◆ **WHAT YOU WILL DO**: Search the material for the string "text", then return every line where it is found.

◆ **DATA FOR THIS TASK**:

▼▼▼

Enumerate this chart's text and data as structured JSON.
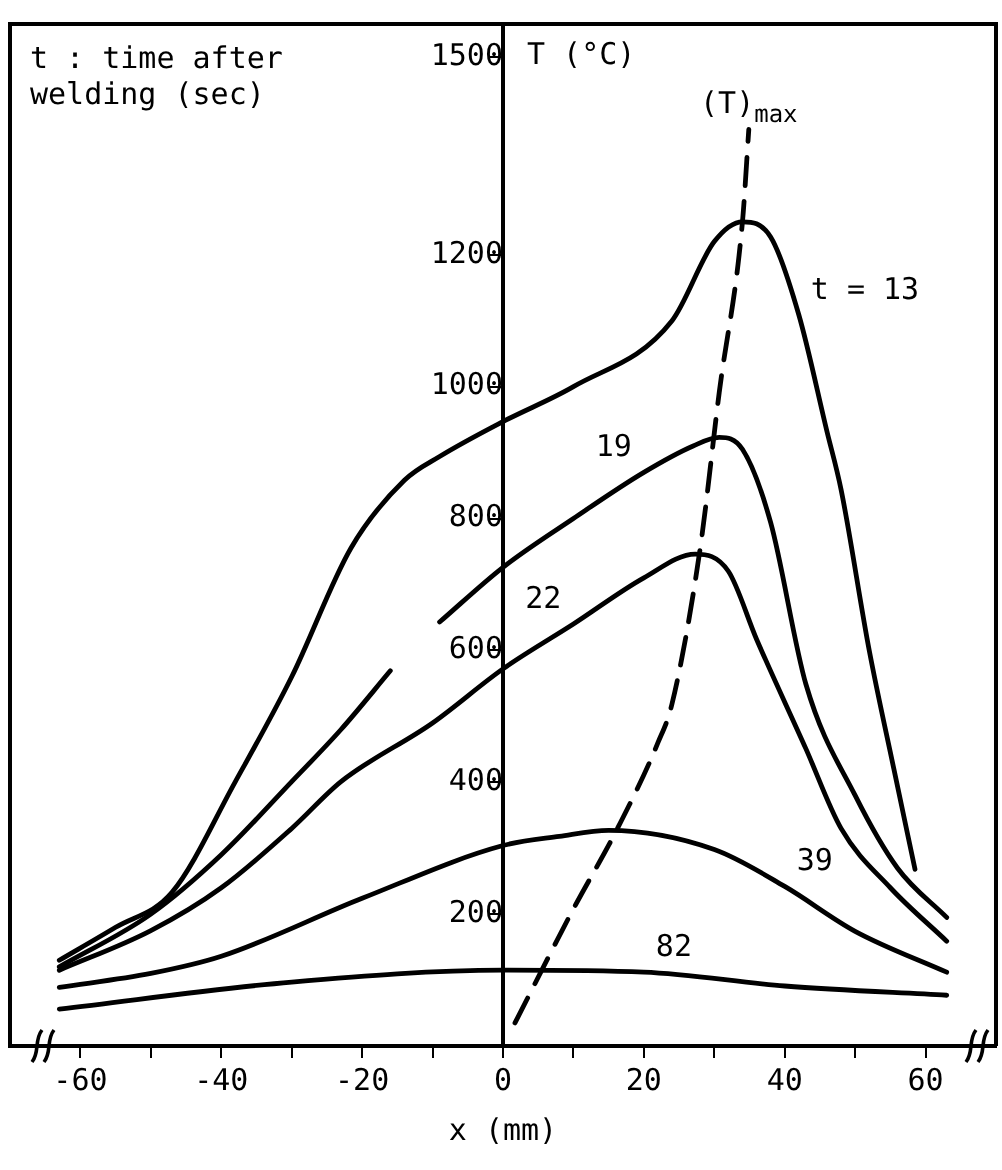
{
  "chart_data": {
    "type": "line",
    "xlabel": "x (mm)",
    "ylabel": "T (°C)",
    "xlim": [
      -70,
      70
    ],
    "ylim": [
      0,
      1550
    ],
    "xticks": [
      -60,
      {
        "value": -50,
        "label": null
      },
      -40,
      {
        "value": -30,
        "label": null
      },
      -20,
      {
        "value": -10,
        "label": null
      },
      0,
      {
        "value": 10,
        "label": null
      },
      20,
      {
        "value": 30,
        "label": null
      },
      40,
      {
        "value": 50,
        "label": null
      },
      60
    ],
    "yticks": [
      200,
      400,
      600,
      800,
      1000,
      1200,
      1500
    ],
    "marker": "none",
    "line_style": "solid",
    "series": [
      {
        "color": "#000000",
        "x": [
          -63,
          -55,
          -47,
          -38,
          -30,
          -21.6,
          -14,
          -9,
          0,
          10,
          24,
          30,
          34,
          38,
          42,
          46,
          48,
          52,
          55.5,
          58.5
        ],
        "values": [
          130,
          180,
          233,
          401,
          560,
          755,
          858,
          894,
          947,
          1000,
          1100,
          1220,
          1250,
          1227,
          1109,
          932,
          844,
          600,
          420,
          268
        ]
      },
      {
        "color": "#000000",
        "x": [
          -63,
          -50,
          -40,
          -30,
          -23,
          -16,
          -12.5,
          -9,
          0,
          10,
          20,
          27,
          30.7,
          34,
          38,
          43,
          50,
          56,
          63
        ],
        "values": [
          120,
          200,
          290,
          401,
          480,
          569,
          null,
          643,
          726,
          800,
          870,
          910,
          923,
          905,
          794,
          549,
          380,
          270,
          195
        ]
      },
      {
        "color": "#000000",
        "x": [
          -63,
          -50,
          -40,
          -30,
          -23,
          -10,
          0,
          10,
          20,
          27.3,
          32,
          36,
          43,
          48,
          55,
          63
        ],
        "values": [
          115,
          175,
          240,
          330,
          401,
          490,
          572,
          640,
          710,
          746,
          720,
          617,
          451,
          330,
          240,
          159
        ]
      },
      {
        "color": "#000000",
        "x": [
          -63,
          -50,
          -40,
          -20,
          0,
          8,
          15,
          30,
          40,
          50,
          63
        ],
        "values": [
          89,
          110,
          136,
          224,
          304,
          318,
          327,
          298,
          242,
          174,
          112
        ]
      },
      {
        "color": "#000000",
        "x": [
          -63,
          -30,
          0,
          20,
          40,
          63
        ],
        "values": [
          56,
          97,
          115,
          112,
          91,
          77
        ]
      },
      {
        "color": "#000000",
        "line_style": "dashed",
        "x": [
          1.7,
          9.8,
          16.4,
          22,
          24,
          28,
          30.7,
          34,
          34.9
        ],
        "values": [
          35,
          204,
          333,
          460,
          519,
          755,
          991,
          1250,
          1390
        ]
      }
    ],
    "annotations": [
      "t : time after welding (sec)",
      {
        "text": "t = 13",
        "x": 42,
        "y": 1109
      },
      {
        "text": "19",
        "x": 20,
        "y": 870
      },
      {
        "text": "22",
        "x": 10,
        "y": 640
      },
      {
        "text": "39",
        "x": 40,
        "y": 242
      },
      {
        "text": "82",
        "x": 20,
        "y": 112
      },
      {
        "text": "(T)$_{max}$",
        "x": 34.9,
        "y": 1390
      }
    ]
  }
}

▲▲▲

◆ **TASK SOLUTION**:
Enumerate this chart's text and data as structured JSON.
        "text": "t = 13",
        "text": "19",
        "text": "22",
        "text": "39",
        "text": "82",
        "text": "(T)$_{max}$",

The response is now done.